**Task requirements**
Every line of the listing must be reproduced as it stands. Leave the images behind.

Dataset records
%%
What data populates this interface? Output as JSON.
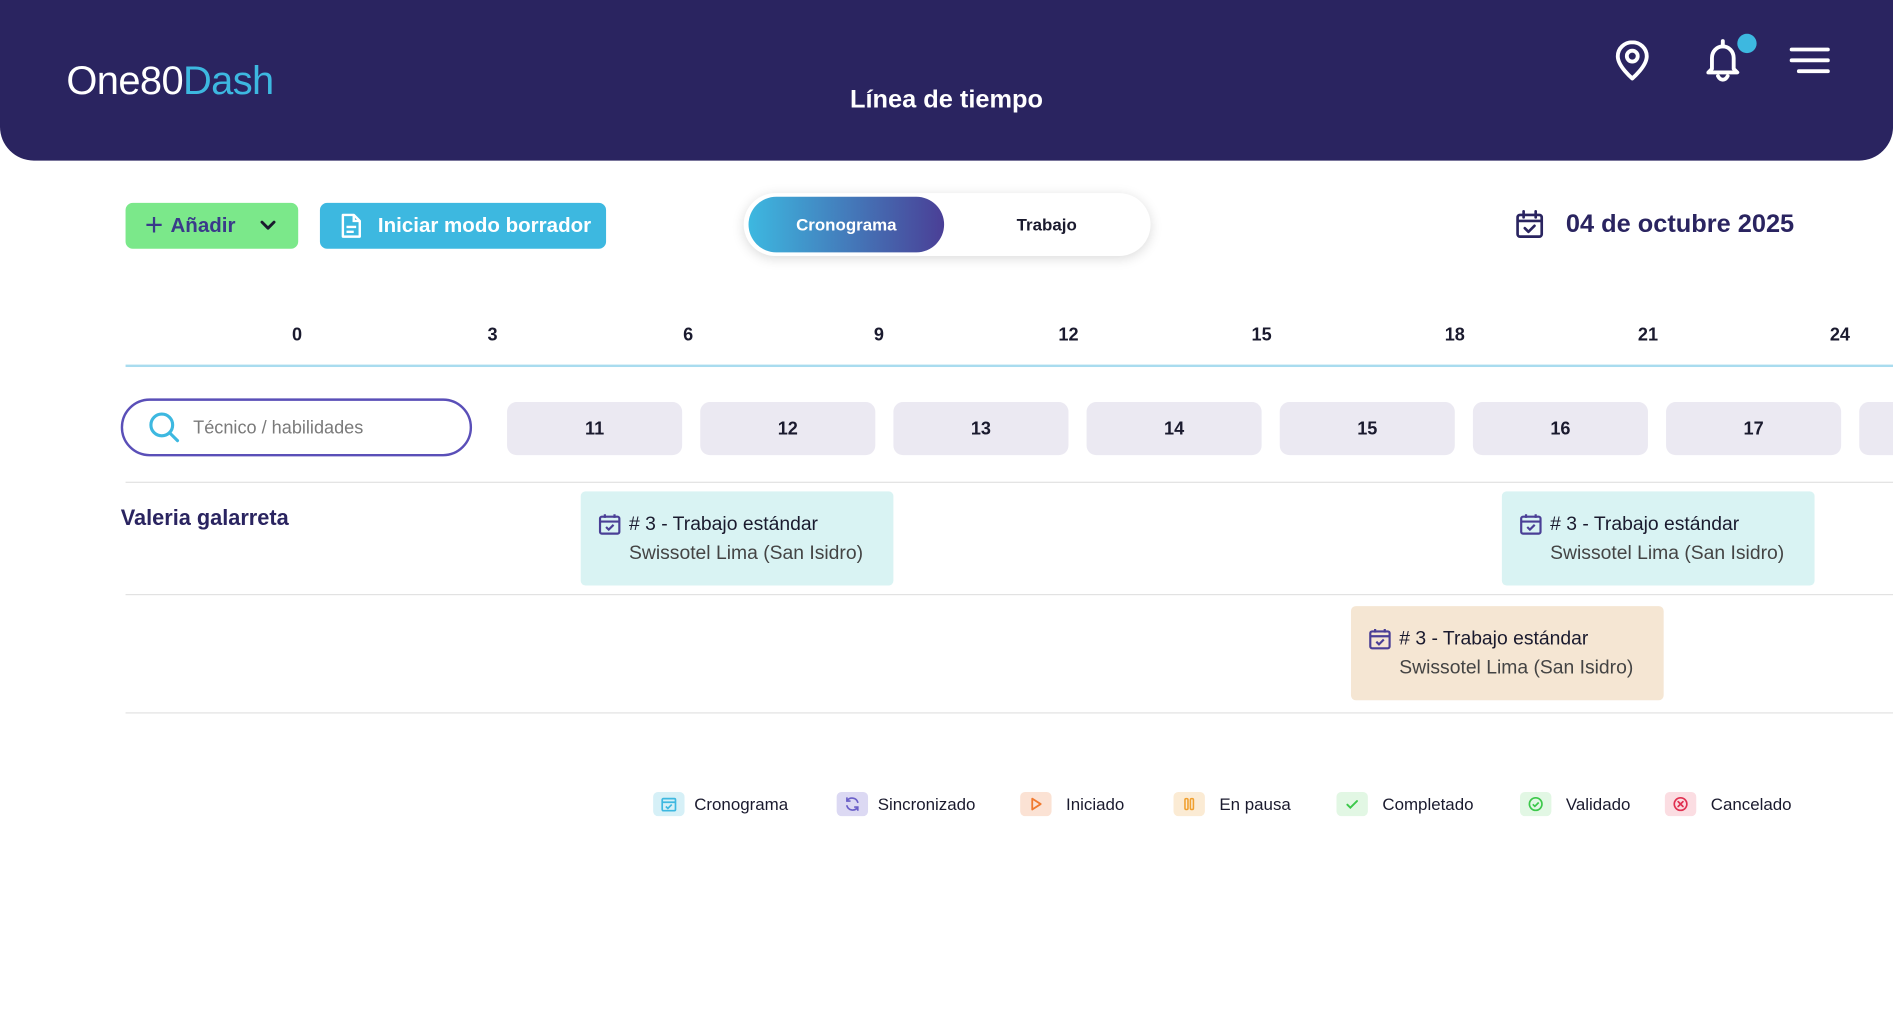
{
  "header": {
    "logo_main": "One80",
    "logo_accent": "Dash",
    "title": "Línea de tiempo",
    "icons": [
      "location-pin-icon",
      "bell-icon",
      "menu-icon"
    ],
    "brand_color": "#2a2460",
    "accent_color": "#3db8e0"
  },
  "toolbar": {
    "add_label": "Añadir",
    "draft_label": "Iniciar modo borrador",
    "toggle": {
      "active": "Cronograma",
      "inactive": "Trabajo"
    },
    "date": "04 de octubre 2025"
  },
  "timeline": {
    "hours": [
      "0",
      "3",
      "6",
      "9",
      "12",
      "15",
      "18",
      "21",
      "24"
    ],
    "days": [
      "11",
      "12",
      "13",
      "14",
      "15",
      "16",
      "17"
    ],
    "search_placeholder": "Técnico / habilidades"
  },
  "technicians": [
    {
      "name": "Valeria galarreta",
      "tasks": [
        {
          "title": "# 3 - Trabajo estándar",
          "location": "Swissotel Lima (San Isidro)",
          "status": "Cronograma"
        },
        {
          "title": "# 3 - Trabajo estándar",
          "location": "Swissotel Lima (San Isidro)",
          "status": "Cronograma"
        },
        {
          "title": "# 3 - Trabajo estándar",
          "location": "Swissotel Lima (San Isidro)",
          "status": "En pausa"
        }
      ]
    }
  ],
  "legend": [
    {
      "label": "Cronograma",
      "icon": "calendar-check-icon",
      "color": "#3db8e0"
    },
    {
      "label": "Sincronizado",
      "icon": "sync-icon",
      "color": "#6a5fc8"
    },
    {
      "label": "Iniciado",
      "icon": "play-icon",
      "color": "#f07a30"
    },
    {
      "label": "En pausa",
      "icon": "pause-icon",
      "color": "#f0a030"
    },
    {
      "label": "Completado",
      "icon": "check-icon",
      "color": "#3cc84a"
    },
    {
      "label": "Validado",
      "icon": "check-circle-icon",
      "color": "#3cc84a"
    },
    {
      "label": "Cancelado",
      "icon": "x-circle-icon",
      "color": "#e03050"
    }
  ]
}
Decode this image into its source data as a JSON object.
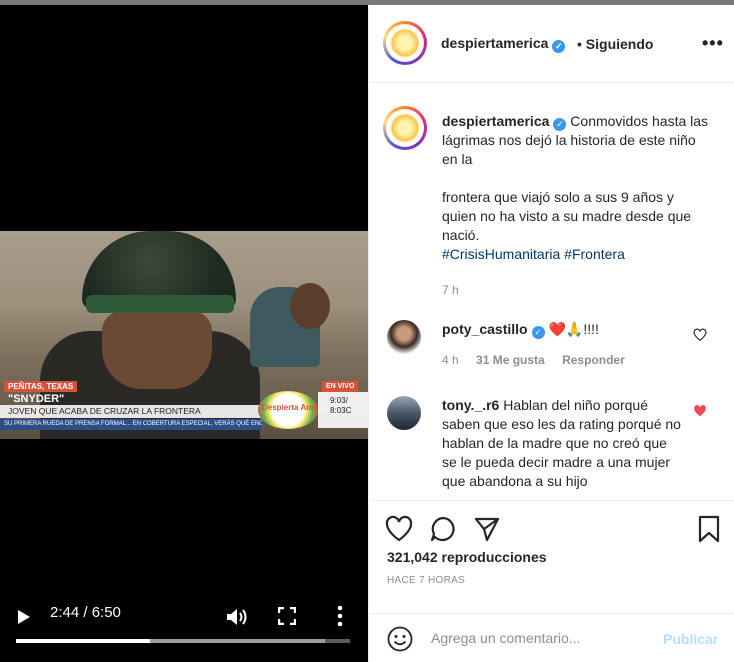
{
  "video": {
    "overlay": {
      "location": "PEÑITAS, TEXAS",
      "name": "\"SNYDER\"",
      "headline": "JOVEN QUE ACABA DE CRUZAR LA FRONTERA",
      "ticker": "SU PRIMERA RUEDA DE PRENSA FORMAL... EN COBERTURA ESPECIAL, VERÁS QUÉ ENCONT",
      "live": "EN VIVO",
      "logo_text": "Despierta América",
      "clock_et": "9:03/",
      "clock_ct": "8:03C"
    },
    "controls": {
      "time": "2:44 / 6:50",
      "progress": 0.401,
      "buffered": 0.925
    }
  },
  "post": {
    "header": {
      "username": "despiertamerica",
      "separator": "•",
      "follow_state": "Siguiendo",
      "more": "•••"
    },
    "caption": {
      "username": "despiertamerica",
      "line1": "Conmovidos hasta las lágrimas nos dejó la historia de este niño en la",
      "line2": "frontera que viajó solo a sus 9 años y quien no ha visto a su madre desde que nació.",
      "tag1": "#CrisisHumanitaria",
      "tag2": "#Frontera",
      "time": "7 h"
    },
    "comments": [
      {
        "username": "poty_castillo",
        "text": "❤️🙏!!!!",
        "time": "4 h",
        "likes": "31 Me gusta",
        "reply": "Responder",
        "liked": false
      },
      {
        "username": "tony._.r6",
        "text": "Hablan del niño porqué saben que eso les da rating porqué no hablan de la madre que no creó que se le pueda decir madre a una mujer que abandona a su hijo",
        "liked": true
      }
    ],
    "views": "321,042 reproducciones",
    "ago": "HACE 7 HORAS",
    "add_comment": {
      "placeholder": "Agrega un comentario...",
      "publish": "Publicar"
    }
  },
  "colors": {
    "accent": "#3897f0",
    "like_red": "#ed4956",
    "publish_disabled": "#b2dffc",
    "muted": "#8e8e8e"
  },
  "icons": [
    "play-icon",
    "volume-icon",
    "fullscreen-icon",
    "more-vertical-icon",
    "heart-icon",
    "comment-icon",
    "share-icon",
    "bookmark-icon",
    "emoji-icon",
    "verified-icon"
  ]
}
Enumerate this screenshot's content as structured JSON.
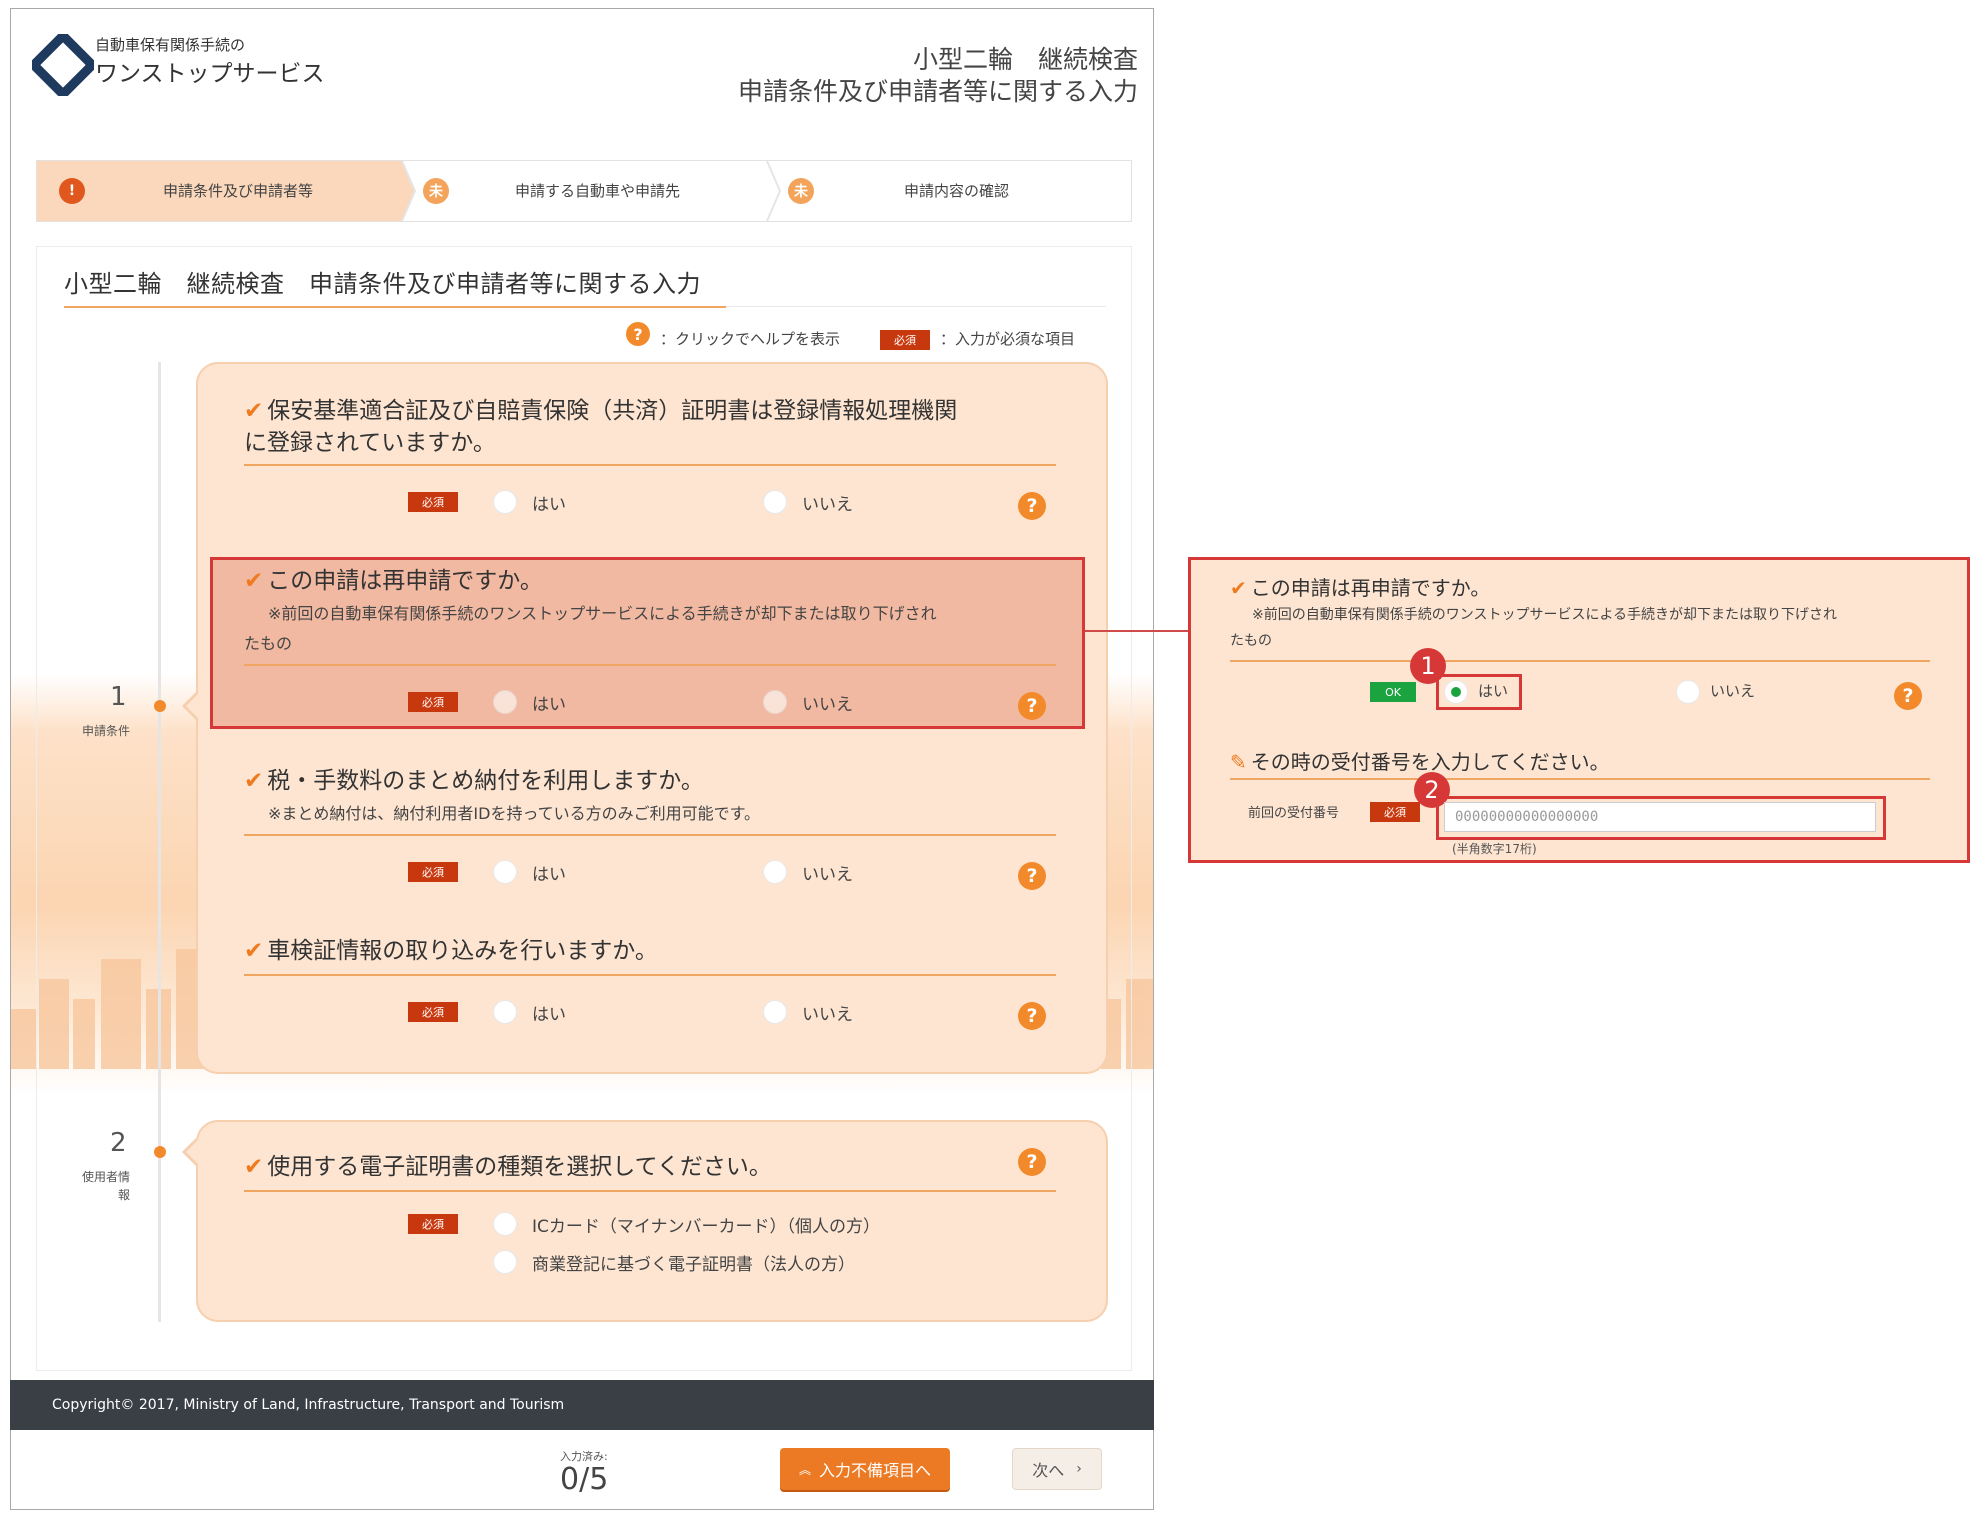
{
  "header": {
    "org_line1": "自動車保有関係手続の",
    "org_line2": "ワンストップサービス",
    "title_line1": "小型二輪　継続検査",
    "title_line2": "申請条件及び申請者等に関する入力"
  },
  "steps": [
    {
      "icon": "!",
      "label": "申請条件及び申請者等",
      "status": "current"
    },
    {
      "icon": "未",
      "label": "申請する自動車や申請先",
      "status": "pending"
    },
    {
      "icon": "未",
      "label": "申請内容の確認",
      "status": "pending"
    }
  ],
  "page_title": "小型二輪　継続検査　申請条件及び申請者等に関する入力",
  "legend": {
    "help_icon": "?",
    "help_text": "：クリックでヘルプを表示",
    "required_badge": "必須",
    "required_text": "：入力が必須な項目"
  },
  "timeline": [
    {
      "number": "1",
      "label": "申請条件"
    },
    {
      "number": "2",
      "label_line1": "使用者情",
      "label_line2": "報"
    }
  ],
  "required": "必須",
  "yes": "はい",
  "no": "いいえ",
  "questions": [
    {
      "title_line1": "保安基準適合証及び自賠責保険（共済）証明書は登録情報処理機関",
      "title_line2": "に登録されていますか。"
    },
    {
      "title": "この申請は再申請ですか。",
      "note_line1": "※前回の自動車保有関係手続のワンストップサービスによる手続きが却下または取り下げされ",
      "note_line2": "たもの"
    },
    {
      "title": "税・手数料のまとめ納付を利用しますか。",
      "note": "※まとめ納付は、納付利用者IDを持っている方のみご利用可能です。"
    },
    {
      "title": "車検証情報の取り込みを行いますか。"
    }
  ],
  "section2": {
    "title": "使用する電子証明書の種類を選択してください。",
    "options": [
      "ICカード（マイナンバーカード）（個人の方）",
      "商業登記に基づく電子証明書（法人の方）"
    ]
  },
  "footer": {
    "copyright": "Copyright© 2017, Ministry of Land, Infrastructure, Transport and Tourism",
    "count_label": "入力済み:",
    "count_value": "0/5",
    "incomplete_button": "入力不備項目へ",
    "next_button": "次へ"
  },
  "callout": {
    "title": "この申請は再申請ですか。",
    "note_line1": "※前回の自動車保有関係手続のワンストップサービスによる手続きが却下または取り下げされ",
    "note_line2": "たもの",
    "ok_badge": "OK",
    "selected": "はい",
    "badge1": "1",
    "badge2": "2",
    "receipt_title": "その時の受付番号を入力してください。",
    "receipt_label": "前回の受付番号",
    "receipt_value": "00000000000000000",
    "receipt_hint": "(半角数字17桁)"
  },
  "colors": {
    "accent": "#f28a2c",
    "required": "#c8380e",
    "ok": "#1aa33f",
    "highlight": "#d63838"
  }
}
%%
**Problem solution**
What data populates this interface? Output as JSON.
{
  "header": {
    "logo_main": "One80",
    "logo_accent": "Dash",
    "title": "Línea de tiempo",
    "icons": [
      "location-pin-icon",
      "bell-icon",
      "menu-icon"
    ],
    "brand_color": "#2a2460",
    "accent_color": "#3db8e0"
  },
  "toolbar": {
    "add_label": "Añadir",
    "draft_label": "Iniciar modo borrador",
    "toggle": {
      "active": "Cronograma",
      "inactive": "Trabajo"
    },
    "date": "04 de octubre 2025"
  },
  "timeline": {
    "hours": [
      "0",
      "3",
      "6",
      "9",
      "12",
      "15",
      "18",
      "21",
      "24"
    ],
    "days": [
      "11",
      "12",
      "13",
      "14",
      "15",
      "16",
      "17"
    ],
    "search_placeholder": "Técnico / habilidades"
  },
  "technicians": [
    {
      "name": "Valeria galarreta",
      "tasks": [
        {
          "title": "# 3 - Trabajo estándar",
          "location": "Swissotel Lima (San Isidro)",
          "status": "Cronograma"
        },
        {
          "title": "# 3 - Trabajo estándar",
          "location": "Swissotel Lima (San Isidro)",
          "status": "Cronograma"
        },
        {
          "title": "# 3 - Trabajo estándar",
          "location": "Swissotel Lima (San Isidro)",
          "status": "En pausa"
        }
      ]
    }
  ],
  "legend": [
    {
      "label": "Cronograma",
      "icon": "calendar-check-icon",
      "color": "#3db8e0"
    },
    {
      "label": "Sincronizado",
      "icon": "sync-icon",
      "color": "#6a5fc8"
    },
    {
      "label": "Iniciado",
      "icon": "play-icon",
      "color": "#f07a30"
    },
    {
      "label": "En pausa",
      "icon": "pause-icon",
      "color": "#f0a030"
    },
    {
      "label": "Completado",
      "icon": "check-icon",
      "color": "#3cc84a"
    },
    {
      "label": "Validado",
      "icon": "check-circle-icon",
      "color": "#3cc84a"
    },
    {
      "label": "Cancelado",
      "icon": "x-circle-icon",
      "color": "#e03050"
    }
  ]
}
Decode this image into its source data as a JSON object.
{
  "video": {
    "overlay": {
      "location": "PEÑITAS, TEXAS",
      "name": "\"SNYDER\"",
      "headline": "JOVEN QUE ACABA DE CRUZAR LA FRONTERA",
      "ticker": "SU PRIMERA RUEDA DE PRENSA FORMAL... EN COBERTURA ESPECIAL, VERÁS QUÉ ENCONT",
      "live": "EN VIVO",
      "logo_text": "Despierta América",
      "clock_et": "9:03/",
      "clock_ct": "8:03C"
    },
    "controls": {
      "time": "2:44 / 6:50",
      "progress": 0.401,
      "buffered": 0.925
    }
  },
  "post": {
    "header": {
      "username": "despiertamerica",
      "separator": "•",
      "follow_state": "Siguiendo",
      "more": "•••"
    },
    "caption": {
      "username": "despiertamerica",
      "line1": "Conmovidos hasta las lágrimas nos dejó la historia de este niño en la",
      "line2": "frontera que viajó solo a sus 9 años y quien no ha visto a su madre desde que nació.",
      "tag1": "#CrisisHumanitaria",
      "tag2": "#Frontera",
      "time": "7 h"
    },
    "comments": [
      {
        "username": "poty_castillo",
        "text": "❤️🙏!!!!",
        "time": "4 h",
        "likes": "31 Me gusta",
        "reply": "Responder",
        "liked": false
      },
      {
        "username": "tony._.r6",
        "text": "Hablan del niño porqué saben que eso les da rating porqué no hablan de la madre que no creó que se le pueda decir madre a una mujer que abandona a su hijo",
        "liked": true
      }
    ],
    "views": "321,042 reproducciones",
    "ago": "HACE 7 HORAS",
    "add_comment": {
      "placeholder": "Agrega un comentario...",
      "publish": "Publicar"
    }
  },
  "colors": {
    "accent": "#3897f0",
    "like_red": "#ed4956",
    "publish_disabled": "#b2dffc",
    "muted": "#8e8e8e"
  },
  "icons": [
    "play-icon",
    "volume-icon",
    "fullscreen-icon",
    "more-vertical-icon",
    "heart-icon",
    "comment-icon",
    "share-icon",
    "bookmark-icon",
    "emoji-icon",
    "verified-icon"
  ]
}
Enumerate this screenshot's content as structured JSON.
{
  "header": {
    "org_line1": "自動車保有関係手続の",
    "org_line2": "ワンストップサービス",
    "title_line1": "小型二輪　継続検査",
    "title_line2": "申請条件及び申請者等に関する入力"
  },
  "steps": [
    {
      "icon": "!",
      "label": "申請条件及び申請者等",
      "status": "current"
    },
    {
      "icon": "未",
      "label": "申請する自動車や申請先",
      "status": "pending"
    },
    {
      "icon": "未",
      "label": "申請内容の確認",
      "status": "pending"
    }
  ],
  "page_title": "小型二輪　継続検査　申請条件及び申請者等に関する入力",
  "legend": {
    "help_icon": "?",
    "help_text": "：クリックでヘルプを表示",
    "required_badge": "必須",
    "required_text": "：入力が必須な項目"
  },
  "timeline": [
    {
      "number": "1",
      "label": "申請条件"
    },
    {
      "number": "2",
      "label_line1": "使用者情",
      "label_line2": "報"
    }
  ],
  "required": "必須",
  "yes": "はい",
  "no": "いいえ",
  "questions": [
    {
      "title_line1": "保安基準適合証及び自賠責保険（共済）証明書は登録情報処理機関",
      "title_line2": "に登録されていますか。"
    },
    {
      "title": "この申請は再申請ですか。",
      "note_line1": "※前回の自動車保有関係手続のワンストップサービスによる手続きが却下または取り下げされ",
      "note_line2": "たもの"
    },
    {
      "title": "税・手数料のまとめ納付を利用しますか。",
      "note": "※まとめ納付は、納付利用者IDを持っている方のみご利用可能です。"
    },
    {
      "title": "車検証情報の取り込みを行いますか。"
    }
  ],
  "section2": {
    "title": "使用する電子証明書の種類を選択してください。",
    "options": [
      "ICカード（マイナンバーカード）（個人の方）",
      "商業登記に基づく電子証明書（法人の方）"
    ]
  },
  "footer": {
    "copyright": "Copyright© 2017, Ministry of Land, Infrastructure, Transport and Tourism",
    "count_label": "入力済み:",
    "count_value": "0/5",
    "incomplete_button": "入力不備項目へ",
    "next_button": "次へ"
  },
  "callout": {
    "title": "この申請は再申請ですか。",
    "note_line1": "※前回の自動車保有関係手続のワンストップサービスによる手続きが却下または取り下げされ",
    "note_line2": "たもの",
    "ok_badge": "OK",
    "selected": "はい",
    "badge1": "1",
    "badge2": "2",
    "receipt_title": "その時の受付番号を入力してください。",
    "receipt_label": "前回の受付番号",
    "receipt_value": "00000000000000000",
    "receipt_hint": "(半角数字17桁)"
  },
  "colors": {
    "accent": "#f28a2c",
    "required": "#c8380e",
    "ok": "#1aa33f",
    "highlight": "#d63838"
  }
}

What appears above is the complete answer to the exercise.